--- BEGIN RECORDS FOR THE TASK ---

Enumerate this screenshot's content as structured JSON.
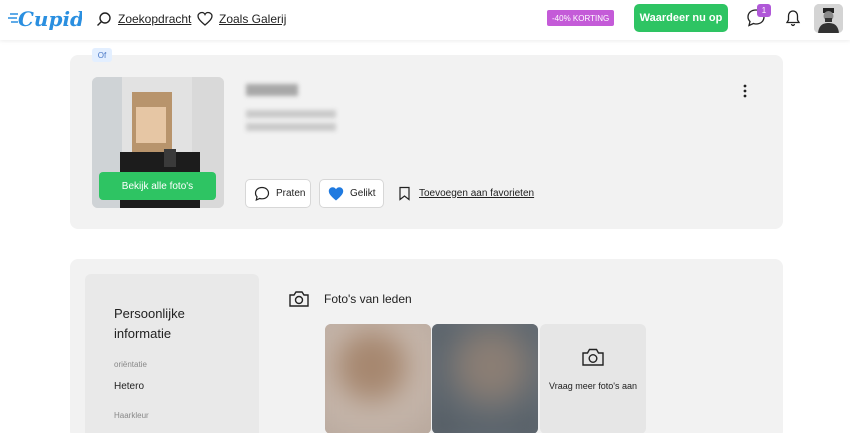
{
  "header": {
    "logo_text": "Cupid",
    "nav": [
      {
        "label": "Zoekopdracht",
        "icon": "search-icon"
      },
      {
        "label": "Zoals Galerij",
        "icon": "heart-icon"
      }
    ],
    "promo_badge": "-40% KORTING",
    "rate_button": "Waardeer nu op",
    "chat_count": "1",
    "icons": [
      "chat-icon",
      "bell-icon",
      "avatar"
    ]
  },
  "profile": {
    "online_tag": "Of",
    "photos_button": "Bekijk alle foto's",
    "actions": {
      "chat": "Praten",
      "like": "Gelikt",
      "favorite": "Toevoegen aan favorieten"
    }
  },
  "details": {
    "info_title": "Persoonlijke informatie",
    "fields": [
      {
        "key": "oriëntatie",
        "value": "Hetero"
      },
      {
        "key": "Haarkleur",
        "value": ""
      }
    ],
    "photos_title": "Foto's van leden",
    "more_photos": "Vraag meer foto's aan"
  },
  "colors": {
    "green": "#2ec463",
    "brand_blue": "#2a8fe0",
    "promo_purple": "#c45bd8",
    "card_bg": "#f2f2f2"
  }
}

--- END RECORDS FOR THE TASK ---

§ WHAT THE TASK ASKS:
Repeat the records above exactly, leaving out any pictures they contain.

§ TASK RESPONSE:
Enumerate this screenshot's content as structured JSON.
{
  "header": {
    "logo_text": "Cupid",
    "nav": [
      {
        "label": "Zoekopdracht",
        "icon": "search-icon"
      },
      {
        "label": "Zoals Galerij",
        "icon": "heart-icon"
      }
    ],
    "promo_badge": "-40% KORTING",
    "rate_button": "Waardeer nu op",
    "chat_count": "1",
    "icons": [
      "chat-icon",
      "bell-icon",
      "avatar"
    ]
  },
  "profile": {
    "online_tag": "Of",
    "photos_button": "Bekijk alle foto's",
    "actions": {
      "chat": "Praten",
      "like": "Gelikt",
      "favorite": "Toevoegen aan favorieten"
    }
  },
  "details": {
    "info_title": "Persoonlijke informatie",
    "fields": [
      {
        "key": "oriëntatie",
        "value": "Hetero"
      },
      {
        "key": "Haarkleur",
        "value": ""
      }
    ],
    "photos_title": "Foto's van leden",
    "more_photos": "Vraag meer foto's aan"
  },
  "colors": {
    "green": "#2ec463",
    "brand_blue": "#2a8fe0",
    "promo_purple": "#c45bd8",
    "card_bg": "#f2f2f2"
  }
}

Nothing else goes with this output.